RECORDS FOR THE TASK:
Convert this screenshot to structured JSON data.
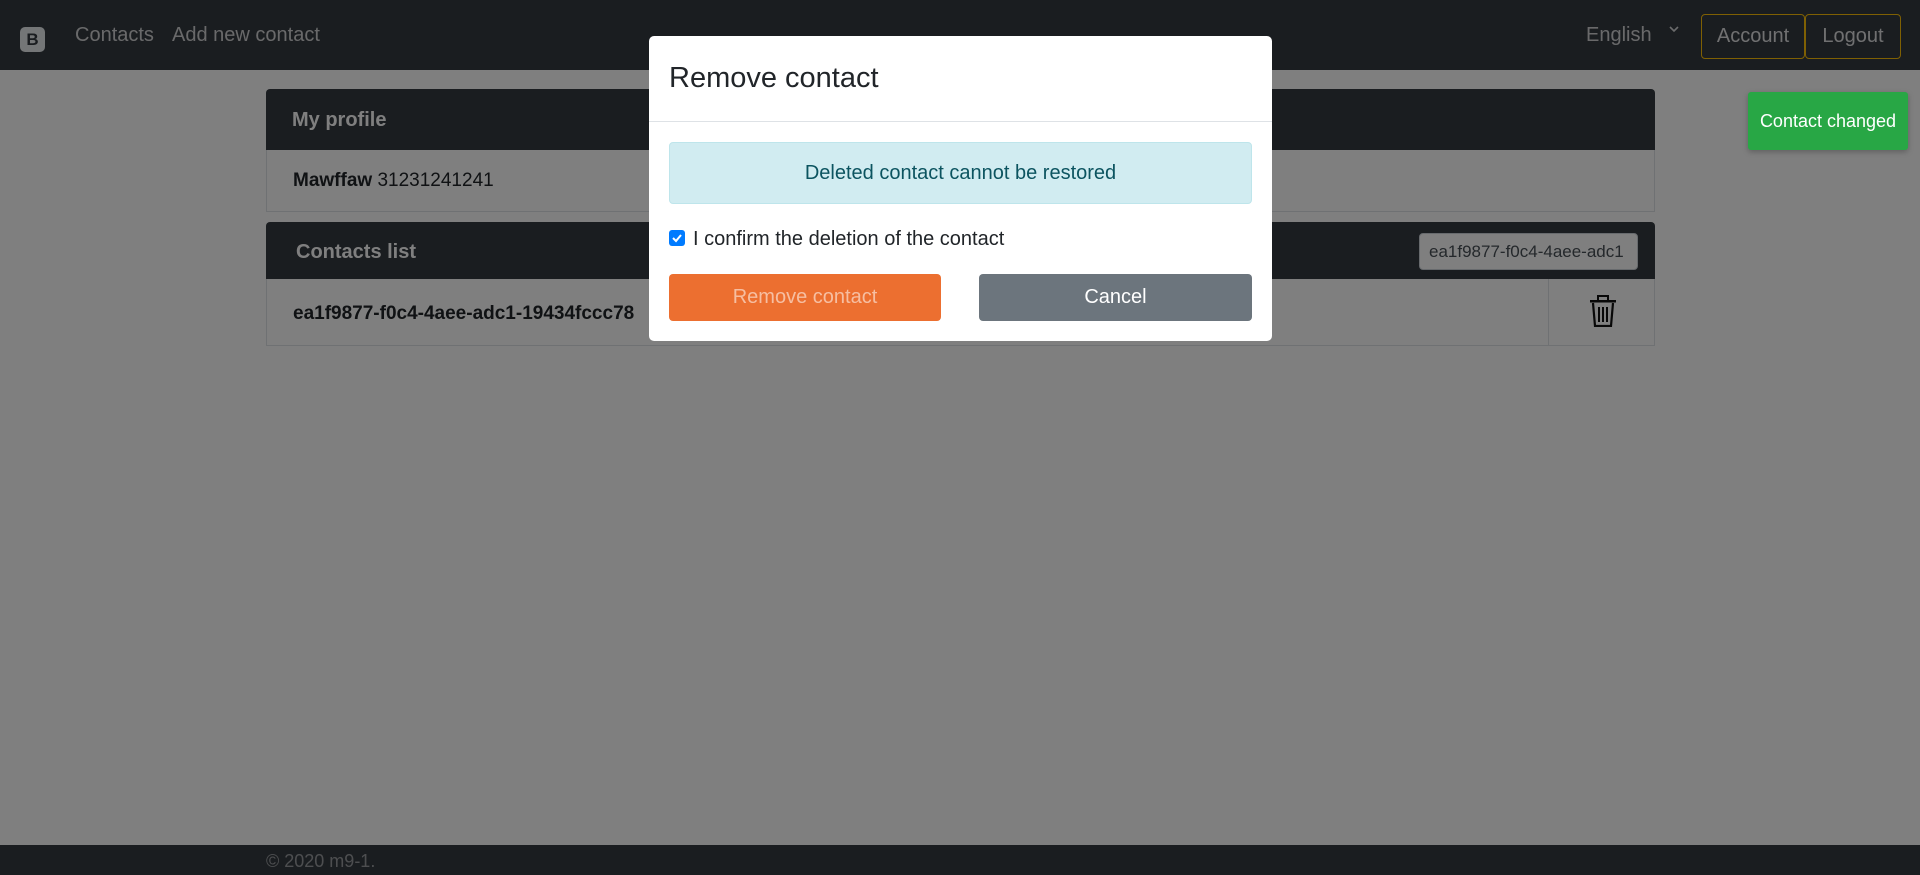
{
  "navbar": {
    "brand": "B",
    "links": [
      "Contacts",
      "Add new contact"
    ],
    "language": "English",
    "account_label": "Account",
    "logout_label": "Logout"
  },
  "profile": {
    "header": "My profile",
    "name": "Mawffaw",
    "phone": "31231241241"
  },
  "contacts": {
    "header": "Contacts list",
    "search_value": "ea1f9877-f0c4-4aee-adc1",
    "rows": [
      {
        "id": "ea1f9877-f0c4-4aee-adc1-19434fccc78"
      }
    ]
  },
  "toast": {
    "text": "Contact changed",
    "color": "#28a745"
  },
  "modal": {
    "title": "Remove contact",
    "alert": "Deleted contact cannot be restored",
    "confirm_label": "I confirm the deletion of the contact",
    "confirm_checked": true,
    "remove_label": "Remove contact",
    "cancel_label": "Cancel",
    "colors": {
      "remove": "#ec6f30",
      "cancel": "#6c757d",
      "alert_bg": "#d1ecf1"
    }
  },
  "footer": {
    "text": "© 2020 m9-1."
  }
}
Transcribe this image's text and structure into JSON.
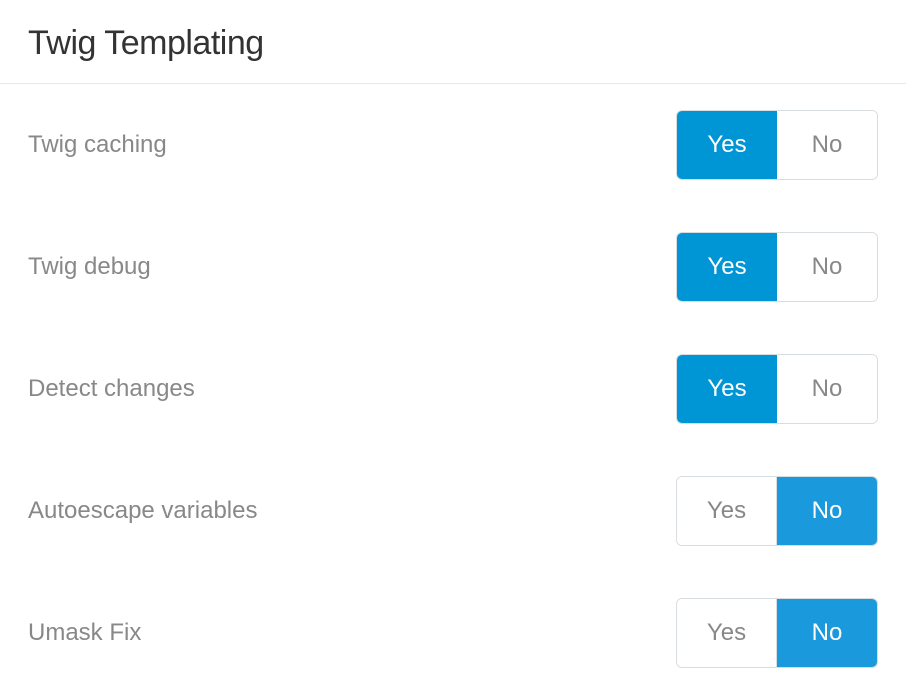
{
  "section": {
    "title": "Twig Templating"
  },
  "options": {
    "yes": "Yes",
    "no": "No"
  },
  "settings": [
    {
      "id": "twig-caching",
      "label": "Twig caching",
      "value": "yes"
    },
    {
      "id": "twig-debug",
      "label": "Twig debug",
      "value": "yes"
    },
    {
      "id": "detect-changes",
      "label": "Detect changes",
      "value": "yes"
    },
    {
      "id": "autoescape-variables",
      "label": "Autoescape variables",
      "value": "no"
    },
    {
      "id": "umask-fix",
      "label": "Umask Fix",
      "value": "no"
    }
  ]
}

AIM OF THE TASK:
Quote all of the entries word for word, omitting any pictures.

EXERCISE OUTPUT:
Convert this screenshot to structured JSON data.
{
  "navbar": {
    "brand": "B",
    "links": [
      "Contacts",
      "Add new contact"
    ],
    "language": "English",
    "account_label": "Account",
    "logout_label": "Logout"
  },
  "profile": {
    "header": "My profile",
    "name": "Mawffaw",
    "phone": "31231241241"
  },
  "contacts": {
    "header": "Contacts list",
    "search_value": "ea1f9877-f0c4-4aee-adc1",
    "rows": [
      {
        "id": "ea1f9877-f0c4-4aee-adc1-19434fccc78"
      }
    ]
  },
  "toast": {
    "text": "Contact changed",
    "color": "#28a745"
  },
  "modal": {
    "title": "Remove contact",
    "alert": "Deleted contact cannot be restored",
    "confirm_label": "I confirm the deletion of the contact",
    "confirm_checked": true,
    "remove_label": "Remove contact",
    "cancel_label": "Cancel",
    "colors": {
      "remove": "#ec6f30",
      "cancel": "#6c757d",
      "alert_bg": "#d1ecf1"
    }
  },
  "footer": {
    "text": "© 2020 m9-1."
  }
}
Transcribe this image's text and structure into JSON.
{
  "section": {
    "title": "Twig Templating"
  },
  "options": {
    "yes": "Yes",
    "no": "No"
  },
  "settings": [
    {
      "id": "twig-caching",
      "label": "Twig caching",
      "value": "yes"
    },
    {
      "id": "twig-debug",
      "label": "Twig debug",
      "value": "yes"
    },
    {
      "id": "detect-changes",
      "label": "Detect changes",
      "value": "yes"
    },
    {
      "id": "autoescape-variables",
      "label": "Autoescape variables",
      "value": "no"
    },
    {
      "id": "umask-fix",
      "label": "Umask Fix",
      "value": "no"
    }
  ]
}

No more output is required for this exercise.